[begin Data entries]

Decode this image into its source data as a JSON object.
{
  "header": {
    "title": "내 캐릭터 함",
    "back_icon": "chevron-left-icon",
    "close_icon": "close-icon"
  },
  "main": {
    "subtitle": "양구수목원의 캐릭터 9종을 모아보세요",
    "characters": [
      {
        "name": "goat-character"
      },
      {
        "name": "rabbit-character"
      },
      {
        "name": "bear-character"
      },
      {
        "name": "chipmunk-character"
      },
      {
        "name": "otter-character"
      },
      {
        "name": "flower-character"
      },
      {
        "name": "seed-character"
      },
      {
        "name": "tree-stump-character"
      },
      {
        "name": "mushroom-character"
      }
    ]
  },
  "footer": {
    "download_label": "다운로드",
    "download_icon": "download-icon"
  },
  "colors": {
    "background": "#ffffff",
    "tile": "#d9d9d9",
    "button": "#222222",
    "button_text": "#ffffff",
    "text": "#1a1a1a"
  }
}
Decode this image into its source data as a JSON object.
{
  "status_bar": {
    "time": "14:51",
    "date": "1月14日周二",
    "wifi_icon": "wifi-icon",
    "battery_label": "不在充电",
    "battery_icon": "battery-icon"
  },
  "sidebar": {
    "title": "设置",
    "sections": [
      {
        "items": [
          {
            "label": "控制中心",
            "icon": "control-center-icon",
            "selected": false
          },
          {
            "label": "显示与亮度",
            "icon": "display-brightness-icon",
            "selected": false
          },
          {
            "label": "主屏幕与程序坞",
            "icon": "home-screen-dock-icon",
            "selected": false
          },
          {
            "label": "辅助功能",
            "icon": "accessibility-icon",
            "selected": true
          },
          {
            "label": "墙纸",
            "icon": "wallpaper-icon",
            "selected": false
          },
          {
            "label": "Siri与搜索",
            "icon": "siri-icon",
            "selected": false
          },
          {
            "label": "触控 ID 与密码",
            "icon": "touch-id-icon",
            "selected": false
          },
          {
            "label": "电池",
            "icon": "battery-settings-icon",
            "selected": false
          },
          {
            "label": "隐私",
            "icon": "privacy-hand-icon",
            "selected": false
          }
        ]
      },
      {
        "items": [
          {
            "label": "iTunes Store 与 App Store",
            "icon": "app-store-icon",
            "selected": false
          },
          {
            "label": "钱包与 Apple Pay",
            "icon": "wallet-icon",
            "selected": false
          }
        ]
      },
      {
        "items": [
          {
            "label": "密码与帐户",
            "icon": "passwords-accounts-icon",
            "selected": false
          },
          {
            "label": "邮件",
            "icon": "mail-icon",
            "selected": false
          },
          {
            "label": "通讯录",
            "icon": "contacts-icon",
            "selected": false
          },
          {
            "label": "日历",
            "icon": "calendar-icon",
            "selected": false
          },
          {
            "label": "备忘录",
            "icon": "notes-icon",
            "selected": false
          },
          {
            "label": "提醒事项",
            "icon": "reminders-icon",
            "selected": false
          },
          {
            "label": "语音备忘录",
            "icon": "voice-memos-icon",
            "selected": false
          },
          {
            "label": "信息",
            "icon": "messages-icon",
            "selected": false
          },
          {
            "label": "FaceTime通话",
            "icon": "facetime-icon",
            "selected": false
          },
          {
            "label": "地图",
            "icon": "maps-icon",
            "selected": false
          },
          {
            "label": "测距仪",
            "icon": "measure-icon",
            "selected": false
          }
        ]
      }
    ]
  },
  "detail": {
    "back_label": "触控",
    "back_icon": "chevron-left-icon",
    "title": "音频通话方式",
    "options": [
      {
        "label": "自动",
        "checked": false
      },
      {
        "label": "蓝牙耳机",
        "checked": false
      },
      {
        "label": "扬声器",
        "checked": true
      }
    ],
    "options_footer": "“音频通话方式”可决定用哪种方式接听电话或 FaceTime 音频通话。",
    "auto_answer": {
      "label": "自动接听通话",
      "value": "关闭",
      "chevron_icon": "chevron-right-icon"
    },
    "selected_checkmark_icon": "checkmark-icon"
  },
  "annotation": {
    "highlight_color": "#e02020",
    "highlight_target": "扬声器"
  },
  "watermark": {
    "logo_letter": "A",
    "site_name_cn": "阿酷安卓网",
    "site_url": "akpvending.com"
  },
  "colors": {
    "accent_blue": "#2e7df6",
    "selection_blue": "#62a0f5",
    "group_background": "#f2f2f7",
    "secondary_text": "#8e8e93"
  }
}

[end Data entries]

Written problem
From the data above, copy each line that holds "音频通话方式".

Solution to this exercise
    "title": "音频通话方式",
    "options_footer": "“音频通话方式”可决定用哪种方式接听电话或 FaceTime 音频通话。",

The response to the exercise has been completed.